WHAT YOU WILL DO:
Arrange everything from the start of the items down to and including the line that contains "161, 1123, 175]" as a numbered list, leaving out any blank lines.

RECORD LIST:
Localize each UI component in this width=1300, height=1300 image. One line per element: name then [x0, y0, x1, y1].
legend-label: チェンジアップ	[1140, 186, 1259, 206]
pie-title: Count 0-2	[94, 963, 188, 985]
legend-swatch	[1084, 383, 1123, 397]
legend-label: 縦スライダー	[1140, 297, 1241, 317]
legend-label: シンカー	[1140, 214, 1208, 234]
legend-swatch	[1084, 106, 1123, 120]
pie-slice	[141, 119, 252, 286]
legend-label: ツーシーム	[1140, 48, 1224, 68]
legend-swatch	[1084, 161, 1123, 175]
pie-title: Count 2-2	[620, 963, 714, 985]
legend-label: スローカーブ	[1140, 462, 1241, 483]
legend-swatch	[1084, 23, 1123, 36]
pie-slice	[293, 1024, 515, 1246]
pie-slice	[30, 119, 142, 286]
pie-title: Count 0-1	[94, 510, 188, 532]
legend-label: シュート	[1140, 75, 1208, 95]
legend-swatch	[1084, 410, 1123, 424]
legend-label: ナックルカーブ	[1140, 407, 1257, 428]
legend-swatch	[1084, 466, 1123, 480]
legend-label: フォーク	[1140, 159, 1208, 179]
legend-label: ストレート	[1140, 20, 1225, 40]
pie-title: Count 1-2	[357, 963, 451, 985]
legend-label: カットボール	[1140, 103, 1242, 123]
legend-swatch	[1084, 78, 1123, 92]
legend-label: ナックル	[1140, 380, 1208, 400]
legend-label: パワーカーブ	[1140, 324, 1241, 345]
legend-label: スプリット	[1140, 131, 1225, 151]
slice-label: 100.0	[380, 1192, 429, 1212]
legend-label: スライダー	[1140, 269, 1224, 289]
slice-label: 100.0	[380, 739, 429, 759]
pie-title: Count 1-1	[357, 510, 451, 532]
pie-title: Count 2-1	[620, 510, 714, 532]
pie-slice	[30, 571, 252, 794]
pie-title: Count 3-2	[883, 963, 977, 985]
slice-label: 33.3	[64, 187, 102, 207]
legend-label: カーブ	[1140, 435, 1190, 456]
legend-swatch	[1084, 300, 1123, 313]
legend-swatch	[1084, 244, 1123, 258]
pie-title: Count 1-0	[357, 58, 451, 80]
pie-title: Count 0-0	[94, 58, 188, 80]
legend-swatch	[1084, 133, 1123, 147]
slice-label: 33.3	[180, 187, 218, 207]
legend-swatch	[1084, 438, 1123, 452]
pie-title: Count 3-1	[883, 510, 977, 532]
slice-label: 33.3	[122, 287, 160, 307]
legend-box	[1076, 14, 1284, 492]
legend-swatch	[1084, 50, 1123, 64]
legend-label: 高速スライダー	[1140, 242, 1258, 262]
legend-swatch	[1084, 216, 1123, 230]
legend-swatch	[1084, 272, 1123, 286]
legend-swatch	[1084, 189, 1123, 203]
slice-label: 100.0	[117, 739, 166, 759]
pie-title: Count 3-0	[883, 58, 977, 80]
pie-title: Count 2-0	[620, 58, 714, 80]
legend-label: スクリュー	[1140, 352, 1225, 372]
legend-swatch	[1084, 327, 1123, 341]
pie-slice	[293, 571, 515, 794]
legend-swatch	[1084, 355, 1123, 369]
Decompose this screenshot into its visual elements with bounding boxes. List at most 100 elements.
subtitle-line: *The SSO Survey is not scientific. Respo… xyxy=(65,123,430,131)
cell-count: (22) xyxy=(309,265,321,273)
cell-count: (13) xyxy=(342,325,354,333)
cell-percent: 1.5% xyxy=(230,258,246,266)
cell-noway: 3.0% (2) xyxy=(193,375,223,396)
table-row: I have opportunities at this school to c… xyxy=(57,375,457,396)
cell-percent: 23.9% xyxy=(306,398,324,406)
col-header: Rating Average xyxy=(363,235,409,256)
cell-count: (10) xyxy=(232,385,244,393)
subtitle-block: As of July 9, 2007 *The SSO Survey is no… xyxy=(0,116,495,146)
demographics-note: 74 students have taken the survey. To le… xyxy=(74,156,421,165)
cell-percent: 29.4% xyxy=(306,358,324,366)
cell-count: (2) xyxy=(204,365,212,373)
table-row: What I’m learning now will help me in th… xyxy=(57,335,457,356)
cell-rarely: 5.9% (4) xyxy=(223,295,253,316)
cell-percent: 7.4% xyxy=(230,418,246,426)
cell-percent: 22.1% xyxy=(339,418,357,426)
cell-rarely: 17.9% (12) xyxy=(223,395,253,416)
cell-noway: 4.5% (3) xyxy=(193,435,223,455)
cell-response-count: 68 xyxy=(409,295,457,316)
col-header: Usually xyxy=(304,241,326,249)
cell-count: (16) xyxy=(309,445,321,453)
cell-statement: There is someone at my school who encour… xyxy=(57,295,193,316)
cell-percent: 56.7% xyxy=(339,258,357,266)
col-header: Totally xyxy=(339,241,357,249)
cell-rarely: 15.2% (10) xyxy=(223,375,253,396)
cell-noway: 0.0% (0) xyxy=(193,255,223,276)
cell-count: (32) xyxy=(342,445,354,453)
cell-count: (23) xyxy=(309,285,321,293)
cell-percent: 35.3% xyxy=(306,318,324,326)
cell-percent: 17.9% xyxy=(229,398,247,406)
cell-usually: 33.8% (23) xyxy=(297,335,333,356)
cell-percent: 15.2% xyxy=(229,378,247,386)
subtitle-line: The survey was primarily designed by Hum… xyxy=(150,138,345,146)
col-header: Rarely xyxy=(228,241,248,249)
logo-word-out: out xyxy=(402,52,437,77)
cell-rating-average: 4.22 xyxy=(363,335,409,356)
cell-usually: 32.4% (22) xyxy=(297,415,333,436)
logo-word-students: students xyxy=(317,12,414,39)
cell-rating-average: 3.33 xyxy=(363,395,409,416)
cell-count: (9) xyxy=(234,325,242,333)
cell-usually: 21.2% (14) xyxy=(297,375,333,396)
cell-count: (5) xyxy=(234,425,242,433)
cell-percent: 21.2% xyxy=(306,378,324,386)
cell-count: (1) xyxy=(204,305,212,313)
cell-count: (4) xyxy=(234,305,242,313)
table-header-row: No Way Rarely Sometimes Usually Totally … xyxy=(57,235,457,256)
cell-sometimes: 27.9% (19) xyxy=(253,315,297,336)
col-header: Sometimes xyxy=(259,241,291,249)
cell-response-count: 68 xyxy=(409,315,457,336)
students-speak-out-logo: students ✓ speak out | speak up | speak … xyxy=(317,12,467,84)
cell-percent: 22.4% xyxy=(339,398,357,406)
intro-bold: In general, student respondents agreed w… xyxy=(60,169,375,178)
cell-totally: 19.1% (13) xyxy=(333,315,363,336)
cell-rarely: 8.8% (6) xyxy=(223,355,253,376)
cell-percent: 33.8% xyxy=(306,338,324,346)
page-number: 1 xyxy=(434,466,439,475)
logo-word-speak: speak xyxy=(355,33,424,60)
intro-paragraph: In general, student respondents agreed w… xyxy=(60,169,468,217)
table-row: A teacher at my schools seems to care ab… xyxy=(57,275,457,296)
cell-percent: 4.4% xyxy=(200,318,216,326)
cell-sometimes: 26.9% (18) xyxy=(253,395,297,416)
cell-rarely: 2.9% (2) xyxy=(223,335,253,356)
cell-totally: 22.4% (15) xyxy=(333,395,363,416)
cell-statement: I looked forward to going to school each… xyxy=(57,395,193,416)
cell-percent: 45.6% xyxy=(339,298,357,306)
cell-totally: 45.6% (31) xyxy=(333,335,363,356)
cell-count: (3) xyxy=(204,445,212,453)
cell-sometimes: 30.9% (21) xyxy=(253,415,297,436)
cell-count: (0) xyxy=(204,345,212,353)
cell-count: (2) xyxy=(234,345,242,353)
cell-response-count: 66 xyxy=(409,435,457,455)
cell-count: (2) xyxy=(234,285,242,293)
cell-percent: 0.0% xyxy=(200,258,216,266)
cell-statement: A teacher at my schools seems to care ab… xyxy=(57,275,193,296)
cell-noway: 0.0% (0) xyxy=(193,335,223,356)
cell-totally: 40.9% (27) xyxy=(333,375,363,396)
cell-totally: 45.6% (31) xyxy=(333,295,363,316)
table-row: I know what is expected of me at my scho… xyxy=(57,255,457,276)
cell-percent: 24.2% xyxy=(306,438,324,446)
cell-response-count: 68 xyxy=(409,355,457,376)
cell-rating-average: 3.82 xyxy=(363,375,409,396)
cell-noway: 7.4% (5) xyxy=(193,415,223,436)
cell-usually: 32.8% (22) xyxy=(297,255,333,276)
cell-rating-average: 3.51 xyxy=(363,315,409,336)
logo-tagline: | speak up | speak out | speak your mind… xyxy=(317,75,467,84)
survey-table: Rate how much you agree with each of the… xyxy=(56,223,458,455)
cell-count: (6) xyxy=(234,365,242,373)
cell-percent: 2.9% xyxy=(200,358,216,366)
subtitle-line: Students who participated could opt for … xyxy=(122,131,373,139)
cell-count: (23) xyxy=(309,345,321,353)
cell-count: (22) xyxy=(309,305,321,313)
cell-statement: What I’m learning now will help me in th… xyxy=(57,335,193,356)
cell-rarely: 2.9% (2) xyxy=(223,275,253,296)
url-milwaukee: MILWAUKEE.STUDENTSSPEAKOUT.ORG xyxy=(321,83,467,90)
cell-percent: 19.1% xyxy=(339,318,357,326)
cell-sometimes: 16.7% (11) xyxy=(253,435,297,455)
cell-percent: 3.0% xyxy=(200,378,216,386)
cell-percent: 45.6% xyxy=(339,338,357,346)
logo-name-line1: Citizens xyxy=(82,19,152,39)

FINAL RESULT:
1. Localize each UI component in this width=1300, height=1300 image. One line per element: name then [x0, y0, x1, y1].
2. legend-label: チェンジアップ	[1140, 186, 1259, 206]
3. pie-title: Count 0-2	[94, 963, 188, 985]
4. legend-swatch	[1084, 383, 1123, 397]
5. legend-label: 縦スライダー	[1140, 297, 1241, 317]
6. legend-label: シンカー	[1140, 214, 1208, 234]
7. legend-swatch	[1084, 106, 1123, 120]
8. pie-slice	[141, 119, 252, 286]
9. legend-label: ツーシーム	[1140, 48, 1224, 68]
10. legend-swatch	[1084, 161, 1123, 175]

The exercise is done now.